GOAL OF THE EXERCISE: Retype the data that follows line by line, exactly, and leave its pictures out.

Data excerpts:
==================================================
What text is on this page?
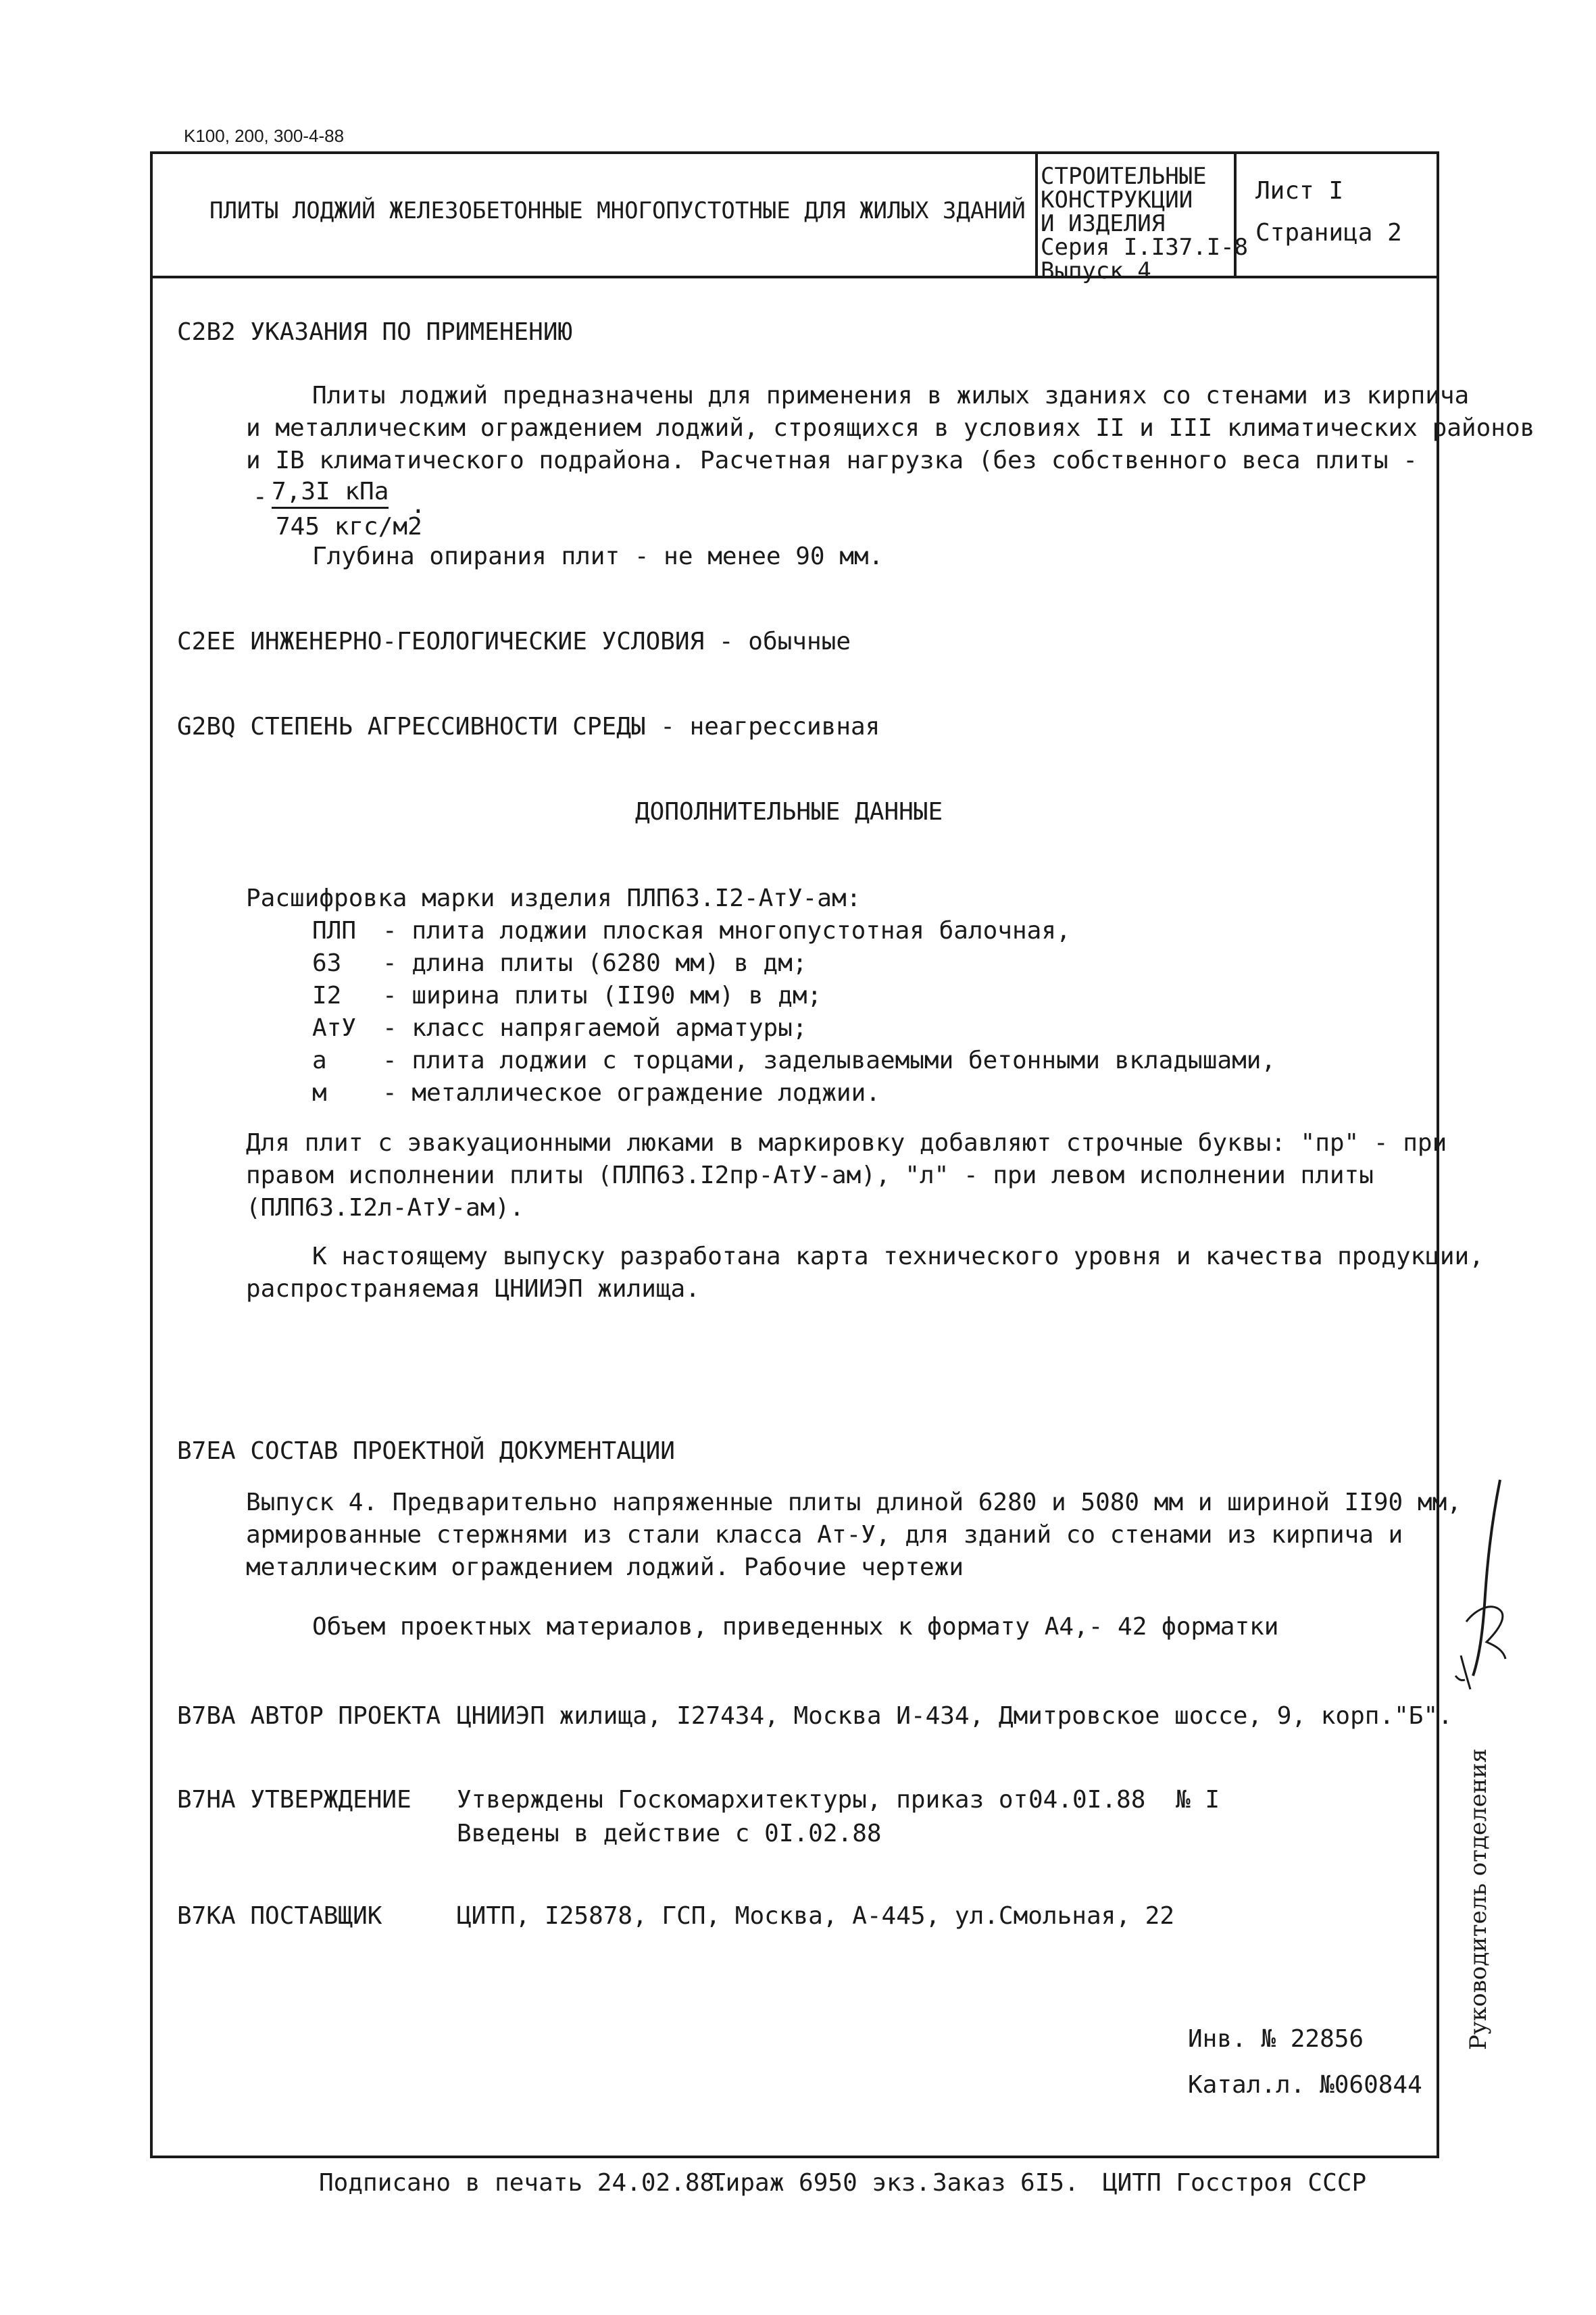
K100, 200, 300-4-88
ПЛИТЫ ЛОДЖИЙ ЖЕЛЕЗОБЕТОННЫЕ МНОГОПУСТОТНЫЕ ДЛЯ ЖИЛЫХ ЗДАНИЙ
СТРОИТЕЛЬНЫЕ
КОНСТРУКЦИИ
И ИЗДЕЛИЯ
Серия I.I37.I-8
Выпуск 4
Лист I
Страница 2
С2В2 УКАЗАНИЯ ПО ПРИМЕНЕНИЮ
Плиты лоджий предназначены для применения в жилых зданиях со стенами из кирпича
и металлическим ограждением лоджий, строящихся в условиях II и III климатических районов
и IВ климатического подрайона. Расчетная нагрузка (без собственного веса плиты -
- 7,3I кПа .
745 кгс/м2
Глубина опирания плит - не менее 90 мм.
С2ЕЕ ИНЖЕНЕРНО-ГЕОЛОГИЧЕСКИЕ УСЛОВИЯ - обычные
G2BQ СТЕПЕНЬ АГРЕССИВНОСТИ СРЕДЫ - неагрессивная
ДОПОЛНИТЕЛЬНЫЕ ДАННЫЕ
Расшифровка марки изделия ПЛП63.I2-АтУ-ам:
ПЛП - плита лоджии плоская многопустотная балочная,
63 - длина плиты (6280 мм) в дм;
I2 - ширина плиты (II90 мм) в дм;
АтУ - класс напрягаемой арматуры;
а - плита лоджии с торцами, заделываемыми бетонными вкладышами,
м - металлическое ограждение лоджии.
Для плит с эвакуационными люками в маркировку добавляют строчные буквы: "пр" - при
правом исполнении плиты (ПЛП63.I2пр-АтУ-ам), "л" - при левом исполнении плиты
(ПЛП63.I2л-АтУ-ам).
К настоящему выпуску разработана карта технического уровня и качества продукции,
распространяемая ЦНИИЭП жилища.
В7ЕА СОСТАВ ПРОЕКТНОЙ ДОКУМЕНТАЦИИ
Выпуск 4. Предварительно напряженные плиты длиной 6280 и 5080 мм и шириной II90 мм,
армированные стержнями из стали класса Ат-У, для зданий со стенами из кирпича и
металлическим ограждением лоджий. Рабочие чертежи
Объем проектных материалов, приведенных к формату А4,- 42 форматки
В7ВА АВТОР ПРОЕКТА ЦНИИЭП жилища, I27434, Москва И-434, Дмитровское шоссе, 9, корп."Б".
В7НА УТВЕРЖДЕНИЕ Утверждены Госкомархитектуры, приказ от 04.0I.88 № I
Введены в действие с 0I.02.88
В7КА ПОСТАВЩИК	ЦИТП, I25878, ГСП, Москва, А-445, ул.Смольная, 22
Инв. № 22856
Катал.л. №060844
Руководитель отделения
Подписано в печать 24.02.88.
Тираж 6950 экз. Заказ 6I5. ЦИТП Госстроя СССР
==================================================
EXPECTED OUTPUT:
What text is on this page?
K100, 200, 300-4-88
ПЛИТЫ ЛОДЖИЙ ЖЕЛЕЗОБЕТОННЫЕ МНОГОПУСТОТНЫЕ ДЛЯ ЖИЛЫХ ЗДАНИЙ
СТРОИТЕЛЬНЫЕ
КОНСТРУКЦИИ
И ИЗДЕЛИЯ
Серия I.I37.I-8
Выпуск 4
Лист I
Страница 2
С2В2 УКАЗАНИЯ ПО ПРИМЕНЕНИЮ
Плиты лоджий предназначены для применения в жилых зданиях со стенами из кирпича
и металлическим ограждением лоджий, строящихся в условиях II и III климатических районов
и IВ климатического подрайона. Расчетная нагрузка (без собственного веса плиты -
- 7,3I кПа .
745 кгс/м2
Глубина опирания плит - не менее 90 мм.
С2ЕЕ ИНЖЕНЕРНО-ГЕОЛОГИЧЕСКИЕ УСЛОВИЯ - обычные
G2BQ СТЕПЕНЬ АГРЕССИВНОСТИ СРЕДЫ - неагрессивная
ДОПОЛНИТЕЛЬНЫЕ ДАННЫЕ
Расшифровка марки изделия ПЛП63.I2-АтУ-ам:
ПЛП - плита лоджии плоская многопустотная балочная,
63 - длина плиты (6280 мм) в дм;
I2 - ширина плиты (II90 мм) в дм;
АтУ - класс напрягаемой арматуры;
а - плита лоджии с торцами, заделываемыми бетонными вкладышами,
м - металлическое ограждение лоджии.
Для плит с эвакуационными люками в маркировку добавляют строчные буквы: "пр" - при
правом исполнении плиты (ПЛП63.I2пр-АтУ-ам), "л" - при левом исполнении плиты
(ПЛП63.I2л-АтУ-ам).
К настоящему выпуску разработана карта технического уровня и качества продукции,
распространяемая ЦНИИЭП жилища.
В7ЕА СОСТАВ ПРОЕКТНОЙ ДОКУМЕНТАЦИИ
Выпуск 4. Предварительно напряженные плиты длиной 6280 и 5080 мм и шириной II90 мм,
армированные стержнями из стали класса Ат-У, для зданий со стенами из кирпича и
металлическим ограждением лоджий. Рабочие чертежи
Объем проектных материалов, приведенных к формату А4,- 42 форматки
В7ВА АВТОР ПРОЕКТА ЦНИИЭП жилища, I27434, Москва И-434, Дмитровское шоссе, 9, корп."Б".
В7НА УТВЕРЖДЕНИЕ Утверждены Госкомархитектуры, приказ от 04.0I.88 № I
Введены в действие с 0I.02.88
В7КА ПОСТАВЩИК	ЦИТП, I25878, ГСП, Москва, А-445, ул.Смольная, 22
Инв. № 22856
Катал.л. №060844
Руководитель отделения
Подписано в печать 24.02.88.
Тираж 6950 экз. Заказ 6I5. ЦИТП Госстроя СССР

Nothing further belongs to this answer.